* [STATED PROBLEM] Images excluded, repeat each entry below exactly.

Saved entries:
[Start]

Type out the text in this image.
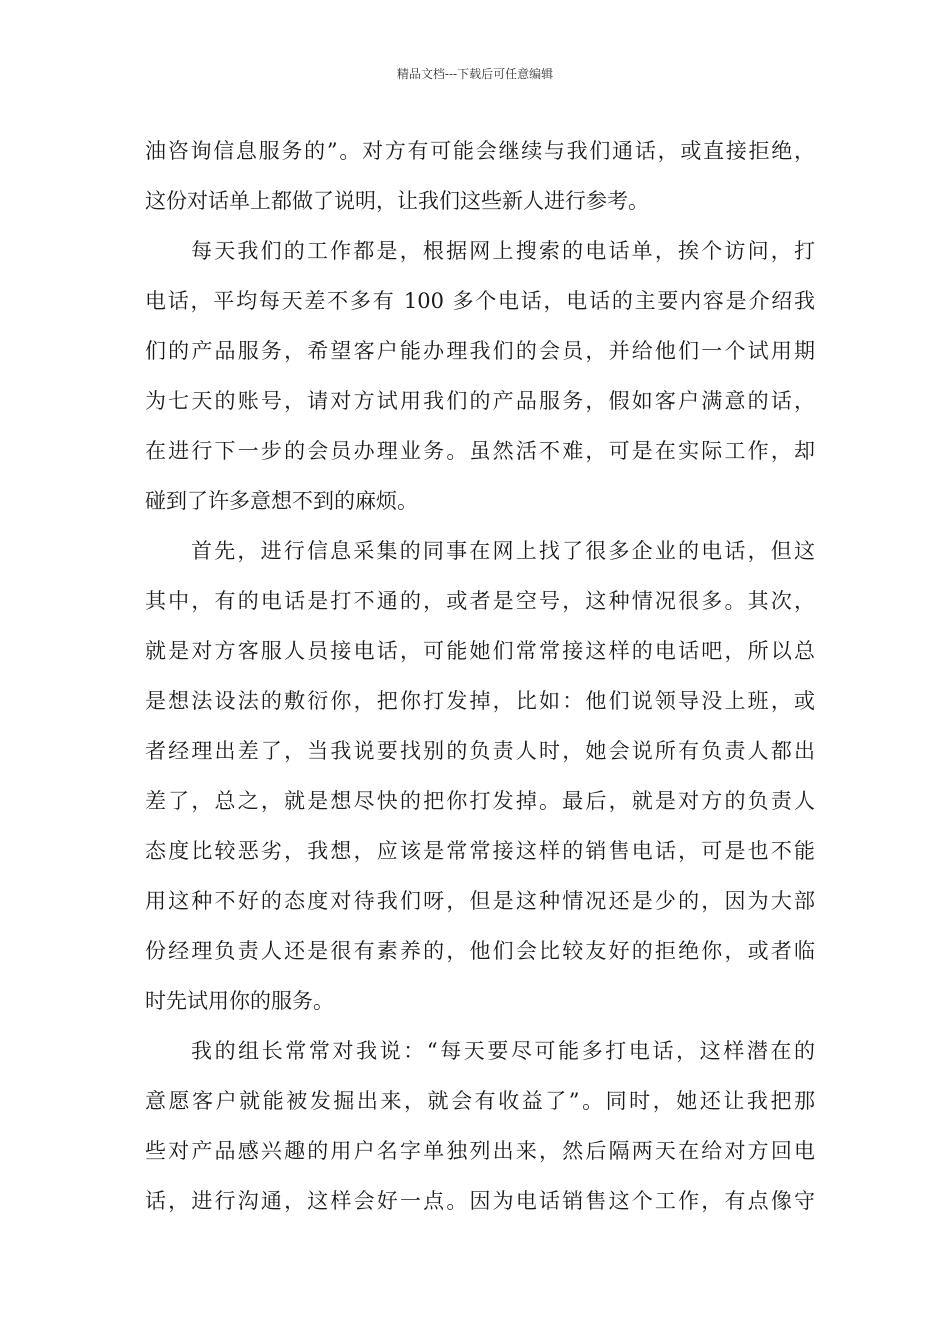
精品文档---下载后可任意编辑
油咨询信息服务的”。对方有可能会继续与我们通话，或直接拒绝，
这份对话单上都做了说明，让我们这些新人进行参考。
每天我们的工作都是，根据网上搜索的电话单，挨个访问，打
电话，平均每天差不多有 100 多个电话，电话的主要内容是介绍我
们的产品服务，希望客户能办理我们的会员，并给他们一个试用期
为七天的账号，请对方试用我们的产品服务，假如客户满意的话，
在进行下一步的会员办理业务。虽然活不难，可是在实际工作，却
碰到了许多意想不到的麻烦。
首先，进行信息采集的同事在网上找了很多企业的电话，但这
其中，有的电话是打不通的，或者是空号，这种情况很多。其次，
就是对方客服人员接电话，可能她们常常接这样的电话吧，所以总
是想法设法的敷衍你，把你打发掉，比如：他们说领导没上班，或
者经理出差了，当我说要找别的负责人时，她会说所有负责人都出
差了，总之，就是想尽快的把你打发掉。最后，就是对方的负责人
态度比较恶劣，我想，应该是常常接这样的销售电话，可是也不能
用这种不好的态度对待我们呀，但是这种情况还是少的，因为大部
份经理负责人还是很有素养的，他们会比较友好的拒绝你，或者临
时先试用你的服务。
我的组长常常对我说：“每天要尽可能多打电话，这样潜在的
意愿客户就能被发掘出来，就会有收益了”。同时，她还让我把那
些对产品感兴趣的用户名字单独列出来，然后隔两天在给对方回电
话，进行沟通，这样会好一点。因为电话销售这个工作，有点像守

[End]

* [SOLVED PROBLEM]
Type out the text in this image.
精品文档---下载后可任意编辑
油咨询信息服务的”。对方有可能会继续与我们通话，或直接拒绝，
这份对话单上都做了说明，让我们这些新人进行参考。
每天我们的工作都是，根据网上搜索的电话单，挨个访问，打
电话，平均每天差不多有 100 多个电话，电话的主要内容是介绍我
们的产品服务，希望客户能办理我们的会员，并给他们一个试用期
为七天的账号，请对方试用我们的产品服务，假如客户满意的话，
在进行下一步的会员办理业务。虽然活不难，可是在实际工作，却
碰到了许多意想不到的麻烦。
首先，进行信息采集的同事在网上找了很多企业的电话，但这
其中，有的电话是打不通的，或者是空号，这种情况很多。其次，
就是对方客服人员接电话，可能她们常常接这样的电话吧，所以总
是想法设法的敷衍你，把你打发掉，比如：他们说领导没上班，或
者经理出差了，当我说要找别的负责人时，她会说所有负责人都出
差了，总之，就是想尽快的把你打发掉。最后，就是对方的负责人
态度比较恶劣，我想，应该是常常接这样的销售电话，可是也不能
用这种不好的态度对待我们呀，但是这种情况还是少的，因为大部
份经理负责人还是很有素养的，他们会比较友好的拒绝你，或者临
时先试用你的服务。
我的组长常常对我说：“每天要尽可能多打电话，这样潜在的
意愿客户就能被发掘出来，就会有收益了”。同时，她还让我把那
些对产品感兴趣的用户名字单独列出来，然后隔两天在给对方回电
话，进行沟通，这样会好一点。因为电话销售这个工作，有点像守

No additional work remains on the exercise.